## Challenges
1/ Answer these about the forum thread on steam radiator valves, one line each:
(a) How many radiator valves does the owner want replaced?
(b) What name was found on the existing valves?
(c) Which pages of the American Valve PDF does the thread point to?
2/ In the steam valve thread, translate this sentence into French: "The owner asked if we could replace the radiator valves (28 of them)."
3/ Carry on the forum thread about steam radiator valves from the point where it stops.

## Passage
_____
# Help..with steam valves



## jk1169 (Jun 29, 2009)

We are doing some plumbing in a 100yr house. The owner asked if we could replace the radiator valves (28 of them). I can't find them anywhere. The name we got off of them is Webster. 90% of the piping in the house is brass as well. If anyone could help or steer me in the right direction, I would be greatful.


----------



## OldSchool (Jan 30, 2010)

Dahl makes rads valves like that


----------



## ZL700 (Dec 8, 2009)

Water or Steam?
American Valve is a favorite rad valve for distributors
http://www.americanvalve.com/pdf/bronze.pdf
Page 24 & 25

*Maybe time to consider TRV's (Thermistatic Radiator Valves), made by Danfoss, Macon, Taco and Honeywell-Braukman.*

Depends on system and piping wheter you can apply them or not


----------



## Airgap (Dec 18, 2008)

These are good valves for steam.

http://www.americansteamcontrol.com/index.html


----------



## OldSchool (Jan 30, 2010)
_____
## Stored data
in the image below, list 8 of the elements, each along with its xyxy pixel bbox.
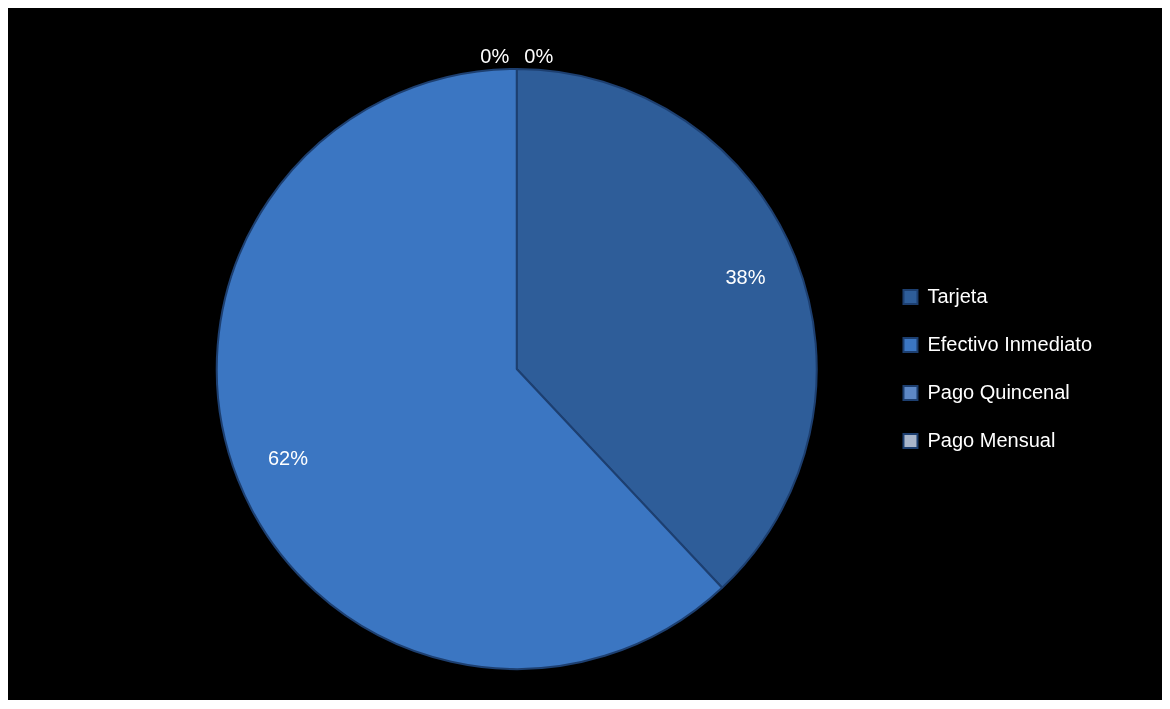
legend-label: Pago Mensual xyxy=(927,428,1056,451)
legend-label: Pago Quincenal xyxy=(927,380,1070,403)
text: 0% xyxy=(524,44,554,67)
legend-label: Efectivo Inmediato xyxy=(927,332,1092,355)
data-label: 38% xyxy=(725,265,766,288)
text: 0% xyxy=(480,44,510,67)
data-label: 62% xyxy=(267,447,309,470)
legend-label: Tarjeta xyxy=(927,284,989,307)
_____
## Responses for each task
1/
(a) 28
(b) Webster
(c) Pages 24 and 25

2/ Le propriétaire a demandé si nous pouvions remplacer les robinets de radiateur (28 au total).

3/
I like your Avatar AirGap


----------



## Airgap (Dec 18, 2008)

OldSchool said:


> I like your Avatar AirGap


Yeah , I got a pretty good deal on it....:thumbsup:


----------



## nyckosova (Jan 23, 2011)

all the steam valves i have used are made by ever flow i think they work fine that looks like a straight valve


----------



## Tommy plumber (Feb 19, 2010)

nyckosova said:


> all the steam valves i have used are made by ever flow i think they work fine that looks like a straight valve


 


Please post an intro. It's required here at the Plumbing Zone.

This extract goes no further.